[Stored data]
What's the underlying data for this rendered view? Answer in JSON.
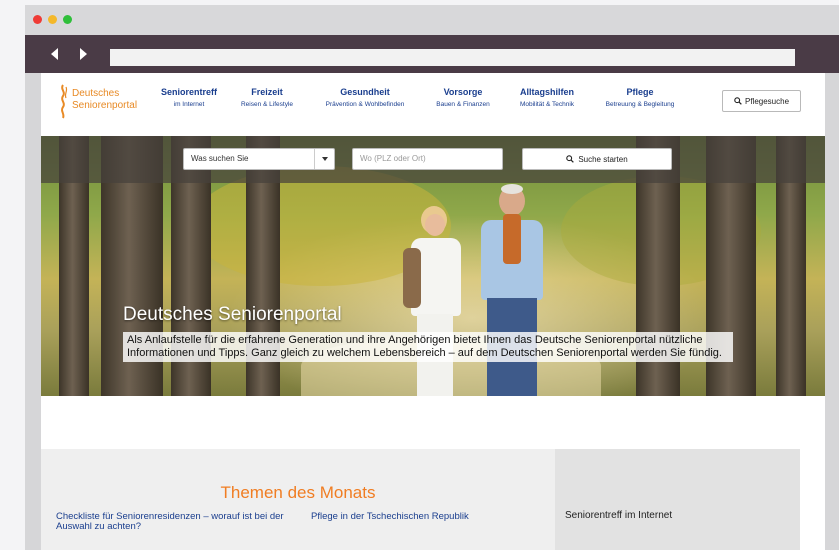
{
  "site": {
    "logo_line1": "Deutsches",
    "logo_line2": "Seniorenportal"
  },
  "nav": [
    {
      "title": "Seniorentreff",
      "subtitle": "im Internet"
    },
    {
      "title": "Freizeit",
      "subtitle": "Reisen & Lifestyle"
    },
    {
      "title": "Gesundheit",
      "subtitle": "Prävention & Wohlbefinden"
    },
    {
      "title": "Vorsorge",
      "subtitle": "Bauen & Finanzen"
    },
    {
      "title": "Alltagshilfen",
      "subtitle": "Mobilität & Technik"
    },
    {
      "title": "Pflege",
      "subtitle": "Betreuung & Begleitung"
    }
  ],
  "pflegesuche": {
    "label": "Pflegesuche",
    "icon": "search-icon"
  },
  "search": {
    "category_selected": "Was suchen Sie",
    "location_placeholder": "Wo (PLZ oder Ort)",
    "button_label": "Suche starten"
  },
  "hero": {
    "title": "Deutsches Seniorenportal",
    "text": "Als Anlaufstelle für die erfahrene Generation und ihre Angehörigen bietet Ihnen das Deutsche Seniorenportal nützliche Informationen und Tipps. Ganz gleich zu welchem Lebensbereich – auf dem Deutschen Seniorenportal werden Sie fündig."
  },
  "themen": {
    "title": "Themen des Monats",
    "items": [
      "Checkliste für Seniorenresidenzen – worauf ist bei der Auswahl zu achten?",
      "Pflege in der Tschechischen Republik"
    ]
  },
  "sidebar": {
    "title": "Seniorentreff im Internet"
  },
  "colors": {
    "accent_orange": "#f07d22",
    "link_blue": "#1a3e8e",
    "browser_toolbar": "#4a3b46"
  }
}
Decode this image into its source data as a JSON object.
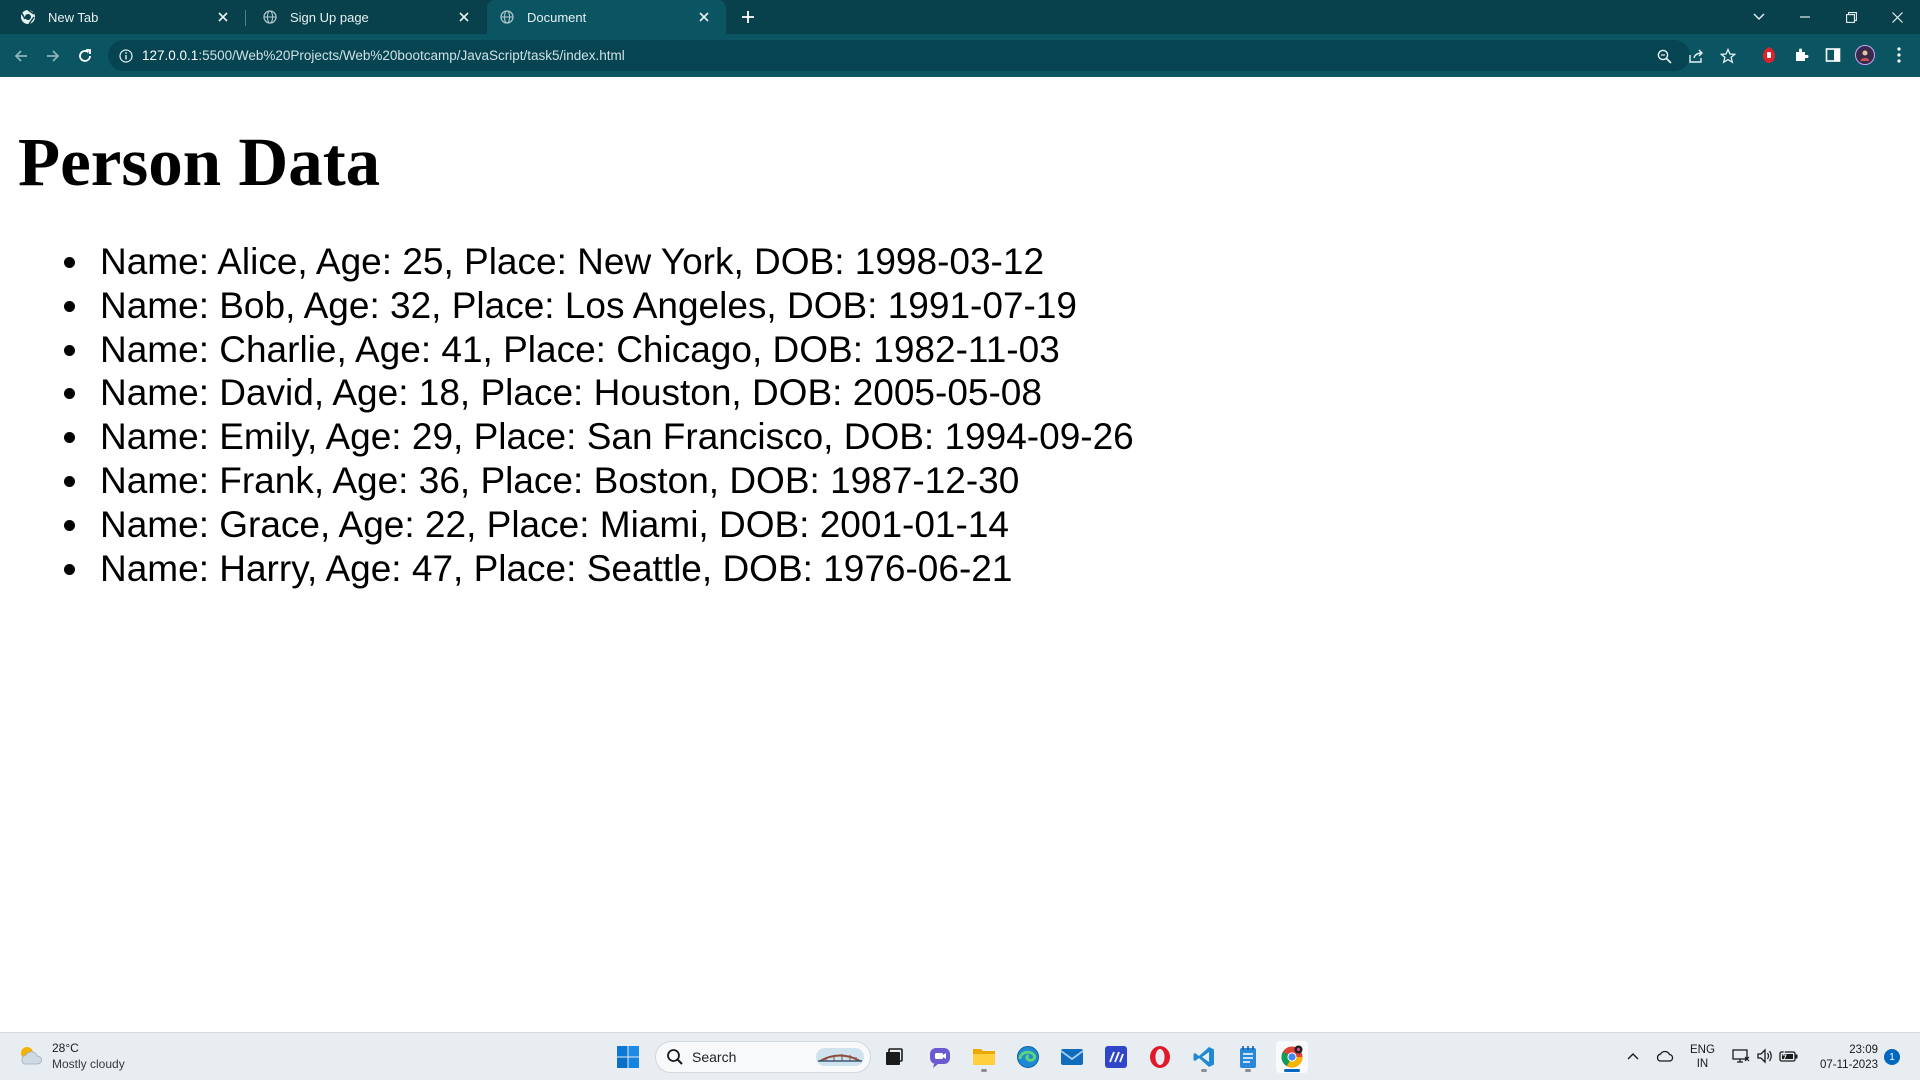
{
  "browser": {
    "tabs": [
      {
        "title": "New Tab",
        "icon": "chrome-icon",
        "active": false
      },
      {
        "title": "Sign Up page",
        "icon": "globe-icon",
        "active": false
      },
      {
        "title": "Document",
        "icon": "globe-icon",
        "active": true
      }
    ],
    "url_host": "127.0.0.1",
    "url_path": ":5500/Web%20Projects/Web%20bootcamp/JavaScript/task5/index.html",
    "colors": {
      "chrome": "#0b5563",
      "tabstrip": "#08404b",
      "omnibox": "#064451"
    }
  },
  "page": {
    "title": "Person Data",
    "people": [
      "Name: Alice, Age: 25, Place: New York, DOB: 1998-03-12",
      "Name: Bob, Age: 32, Place: Los Angeles, DOB: 1991-07-19",
      "Name: Charlie, Age: 41, Place: Chicago, DOB: 1982-11-03",
      "Name: David, Age: 18, Place: Houston, DOB: 2005-05-08",
      "Name: Emily, Age: 29, Place: San Francisco, DOB: 1994-09-26",
      "Name: Frank, Age: 36, Place: Boston, DOB: 1987-12-30",
      "Name: Grace, Age: 22, Place: Miami, DOB: 2001-01-14",
      "Name: Harry, Age: 47, Place: Seattle, DOB: 1976-06-21"
    ]
  },
  "taskbar": {
    "weather_temp": "28°C",
    "weather_desc": "Mostly cloudy",
    "search_label": "Search",
    "lang_line1": "ENG",
    "lang_line2": "IN",
    "time": "23:09",
    "date": "07-11-2023",
    "notification_count": "1",
    "apps": [
      "windows-start-icon",
      "search-box",
      "task-view-icon",
      "teams-chat-icon",
      "file-explorer-icon",
      "edge-icon",
      "mail-icon",
      "editor-app-icon",
      "opera-icon",
      "vscode-icon",
      "notepad-icon",
      "chrome-icon"
    ]
  }
}
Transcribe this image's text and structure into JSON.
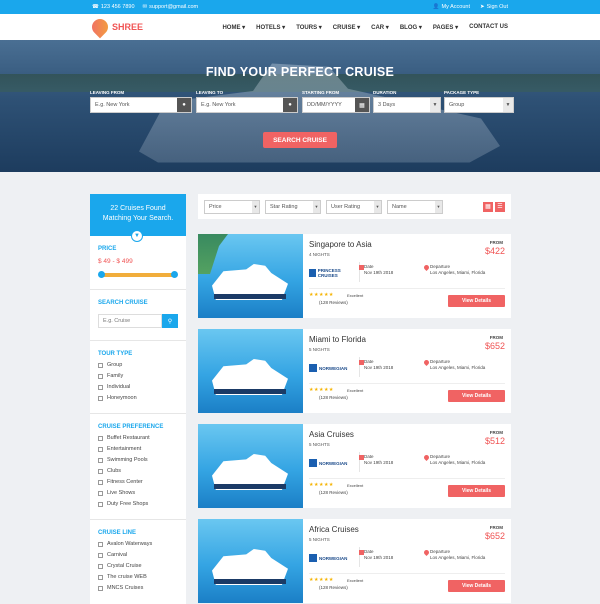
{
  "topbar": {
    "phone": "123 456 7890",
    "email": "support@gmail.com",
    "account": "My Account",
    "signout": "Sign Out"
  },
  "brand": {
    "name": "SHREE"
  },
  "nav": [
    "HOME",
    "HOTELS",
    "TOURS",
    "CRUISE",
    "CAR",
    "BLOG",
    "PAGES",
    "CONTACT US"
  ],
  "hero": {
    "title": "FIND YOUR PERFECT CRUISE",
    "search_button": "SEARCH CRUISE"
  },
  "search": {
    "leaving_from": {
      "label": "LEAVING FROM",
      "placeholder": "E.g. New York"
    },
    "leaving_to": {
      "label": "LEAVING TO",
      "placeholder": "E.g. New York"
    },
    "starting_from": {
      "label": "STARTING FROM",
      "placeholder": "DD/MM/YYYY"
    },
    "duration": {
      "label": "DURATION",
      "value": "3 Days"
    },
    "package_type": {
      "label": "PACKAGE TYPE",
      "value": "Group"
    }
  },
  "sidebar": {
    "found_line1": "22 Cruises Found",
    "found_line2": "Matching Your Search.",
    "price_title": "PRICE",
    "price_range": "$ 49 - $ 499",
    "search_title": "SEARCH CRUISE",
    "search_placeholder": "E.g. Cruise",
    "tour_type_title": "TOUR TYPE",
    "tour_types": [
      "Group",
      "Family",
      "Individual",
      "Honeymoon"
    ],
    "pref_title": "CRUISE PREFERENCE",
    "preferences": [
      "Buffet Restaurant",
      "Entertainment",
      "Swimming Pools",
      "Clubs",
      "Fitness Center",
      "Live Shows",
      "Duty Free Shops"
    ],
    "line_title": "CRUISE LINE",
    "lines": [
      "Avalon Waterways",
      "Carnival",
      "Crystal Cruise",
      "The cruise WEB",
      "MNCS Cruises"
    ]
  },
  "filters": {
    "price": "Price",
    "star": "Star Rating",
    "user": "User Rating",
    "name": "Name"
  },
  "cards": [
    {
      "title": "Singapore to Asia",
      "nights": "4 NIGHTS",
      "from": "FROM",
      "price": "$422",
      "brand": "PRINCESS CRUISES",
      "date_label": "Date",
      "date": "Nov 19th 2018",
      "dep_label": "Departure",
      "dep": "Los Angeles, Miami, Florida",
      "rating": "Excellent",
      "reviews": "(128 Reviews)",
      "button": "View Details"
    },
    {
      "title": "Miami to Florida",
      "nights": "5 NIGHTS",
      "from": "FROM",
      "price": "$652",
      "brand": "NORWEGIAN",
      "date_label": "Date",
      "date": "Nov 19th 2018",
      "dep_label": "Departure",
      "dep": "Los Angeles, Miami, Florida",
      "rating": "Excellent",
      "reviews": "(128 Reviews)",
      "button": "View Details"
    },
    {
      "title": "Asia Cruises",
      "nights": "5 NIGHTS",
      "from": "FROM",
      "price": "$512",
      "brand": "NORWEGIAN",
      "date_label": "Date",
      "date": "Nov 19th 2018",
      "dep_label": "Departure",
      "dep": "Los Angeles, Miami, Florida",
      "rating": "Excellent",
      "reviews": "(128 Reviews)",
      "button": "View Details"
    },
    {
      "title": "Africa Cruises",
      "nights": "5 NIGHTS",
      "from": "FROM",
      "price": "$652",
      "brand": "NORWEGIAN",
      "date_label": "Date",
      "date": "Nov 19th 2018",
      "dep_label": "Departure",
      "dep": "Los Angeles, Miami, Florida",
      "rating": "Excellent",
      "reviews": "(128 Reviews)",
      "button": "View Details"
    }
  ]
}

• PROMPT:
Give an exact reproduction of every line, leaving out any picture.

• EXERCISE SOLUTION:
What's the underlying data for this rendered view? Answer in JSON.
{
  "site": {
    "logo_line1": "Deutsches",
    "logo_line2": "Seniorenportal"
  },
  "nav": [
    {
      "title": "Seniorentreff",
      "subtitle": "im Internet"
    },
    {
      "title": "Freizeit",
      "subtitle": "Reisen & Lifestyle"
    },
    {
      "title": "Gesundheit",
      "subtitle": "Prävention & Wohlbefinden"
    },
    {
      "title": "Vorsorge",
      "subtitle": "Bauen & Finanzen"
    },
    {
      "title": "Alltagshilfen",
      "subtitle": "Mobilität & Technik"
    },
    {
      "title": "Pflege",
      "subtitle": "Betreuung & Begleitung"
    }
  ],
  "pflegesuche": {
    "label": "Pflegesuche",
    "icon": "search-icon"
  },
  "search": {
    "category_selected": "Was suchen Sie",
    "location_placeholder": "Wo (PLZ oder Ort)",
    "button_label": "Suche starten"
  },
  "hero": {
    "title": "Deutsches Seniorenportal",
    "text": "Als Anlaufstelle für die erfahrene Generation und ihre Angehörigen bietet Ihnen das Deutsche Seniorenportal nützliche Informationen und Tipps. Ganz gleich zu welchem Lebensbereich – auf dem Deutschen Seniorenportal werden Sie fündig."
  },
  "themen": {
    "title": "Themen des Monats",
    "items": [
      "Checkliste für Seniorenresidenzen – worauf ist bei der Auswahl zu achten?",
      "Pflege in der Tschechischen Republik"
    ]
  },
  "sidebar": {
    "title": "Seniorentreff im Internet"
  },
  "colors": {
    "accent_orange": "#f07d22",
    "link_blue": "#1a3e8e",
    "browser_toolbar": "#4a3b46"
  }
}
Decode this image into its source data as a JSON object.
{
  "browser": {
    "tabs": [
      {
        "title": "New Tab",
        "icon": "chrome-icon",
        "active": false
      },
      {
        "title": "Sign Up page",
        "icon": "globe-icon",
        "active": false
      },
      {
        "title": "Document",
        "icon": "globe-icon",
        "active": true
      }
    ],
    "url_host": "127.0.0.1",
    "url_path": ":5500/Web%20Projects/Web%20bootcamp/JavaScript/task5/index.html",
    "colors": {
      "chrome": "#0b5563",
      "tabstrip": "#08404b",
      "omnibox": "#064451"
    }
  },
  "page": {
    "title": "Person Data",
    "people": [
      "Name: Alice, Age: 25, Place: New York, DOB: 1998-03-12",
      "Name: Bob, Age: 32, Place: Los Angeles, DOB: 1991-07-19",
      "Name: Charlie, Age: 41, Place: Chicago, DOB: 1982-11-03",
      "Name: David, Age: 18, Place: Houston, DOB: 2005-05-08",
      "Name: Emily, Age: 29, Place: San Francisco, DOB: 1994-09-26",
      "Name: Frank, Age: 36, Place: Boston, DOB: 1987-12-30",
      "Name: Grace, Age: 22, Place: Miami, DOB: 2001-01-14",
      "Name: Harry, Age: 47, Place: Seattle, DOB: 1976-06-21"
    ]
  },
  "taskbar": {
    "weather_temp": "28°C",
    "weather_desc": "Mostly cloudy",
    "search_label": "Search",
    "lang_line1": "ENG",
    "lang_line2": "IN",
    "time": "23:09",
    "date": "07-11-2023",
    "notification_count": "1",
    "apps": [
      "windows-start-icon",
      "search-box",
      "task-view-icon",
      "teams-chat-icon",
      "file-explorer-icon",
      "edge-icon",
      "mail-icon",
      "editor-app-icon",
      "opera-icon",
      "vscode-icon",
      "notepad-icon",
      "chrome-icon"
    ]
  }
}
Transcribe this image's text and structure into JSON.
{
  "topbar": {
    "phone": "123 456 7890",
    "email": "support@gmail.com",
    "account": "My Account",
    "signout": "Sign Out"
  },
  "brand": {
    "name": "SHREE"
  },
  "nav": [
    "HOME",
    "HOTELS",
    "TOURS",
    "CRUISE",
    "CAR",
    "BLOG",
    "PAGES",
    "CONTACT US"
  ],
  "hero": {
    "title": "FIND YOUR PERFECT CRUISE",
    "search_button": "SEARCH CRUISE"
  },
  "search": {
    "leaving_from": {
      "label": "LEAVING FROM",
      "placeholder": "E.g. New York"
    },
    "leaving_to": {
      "label": "LEAVING TO",
      "placeholder": "E.g. New York"
    },
    "starting_from": {
      "label": "STARTING FROM",
      "placeholder": "DD/MM/YYYY"
    },
    "duration": {
      "label": "DURATION",
      "value": "3 Days"
    },
    "package_type": {
      "label": "PACKAGE TYPE",
      "value": "Group"
    }
  },
  "sidebar": {
    "found_line1": "22 Cruises Found",
    "found_line2": "Matching Your Search.",
    "price_title": "PRICE",
    "price_range": "$ 49 - $ 499",
    "search_title": "SEARCH CRUISE",
    "search_placeholder": "E.g. Cruise",
    "tour_type_title": "TOUR TYPE",
    "tour_types": [
      "Group",
      "Family",
      "Individual",
      "Honeymoon"
    ],
    "pref_title": "CRUISE PREFERENCE",
    "preferences": [
      "Buffet Restaurant",
      "Entertainment",
      "Swimming Pools",
      "Clubs",
      "Fitness Center",
      "Live Shows",
      "Duty Free Shops"
    ],
    "line_title": "CRUISE LINE",
    "lines": [
      "Avalon Waterways",
      "Carnival",
      "Crystal Cruise",
      "The cruise WEB",
      "MNCS Cruises"
    ]
  },
  "filters": {
    "price": "Price",
    "star": "Star Rating",
    "user": "User Rating",
    "name": "Name"
  },
  "cards": [
    {
      "title": "Singapore to Asia",
      "nights": "4 NIGHTS",
      "from": "FROM",
      "price": "$422",
      "brand": "PRINCESS CRUISES",
      "date_label": "Date",
      "date": "Nov 19th 2018",
      "dep_label": "Departure",
      "dep": "Los Angeles, Miami, Florida",
      "rating": "Excellent",
      "reviews": "(128 Reviews)",
      "button": "View Details"
    },
    {
      "title": "Miami to Florida",
      "nights": "5 NIGHTS",
      "from": "FROM",
      "price": "$652",
      "brand": "NORWEGIAN",
      "date_label": "Date",
      "date": "Nov 19th 2018",
      "dep_label": "Departure",
      "dep": "Los Angeles, Miami, Florida",
      "rating": "Excellent",
      "reviews": "(128 Reviews)",
      "button": "View Details"
    },
    {
      "title": "Asia Cruises",
      "nights": "5 NIGHTS",
      "from": "FROM",
      "price": "$512",
      "brand": "NORWEGIAN",
      "date_label": "Date",
      "date": "Nov 19th 2018",
      "dep_label": "Departure",
      "dep": "Los Angeles, Miami, Florida",
      "rating": "Excellent",
      "reviews": "(128 Reviews)",
      "button": "View Details"
    },
    {
      "title": "Africa Cruises",
      "nights": "5 NIGHTS",
      "from": "FROM",
      "price": "$652",
      "brand": "NORWEGIAN",
      "date_label": "Date",
      "date": "Nov 19th 2018",
      "dep_label": "Departure",
      "dep": "Los Angeles, Miami, Florida",
      "rating": "Excellent",
      "reviews": "(128 Reviews)",
      "button": "View Details"
    }
  ]
}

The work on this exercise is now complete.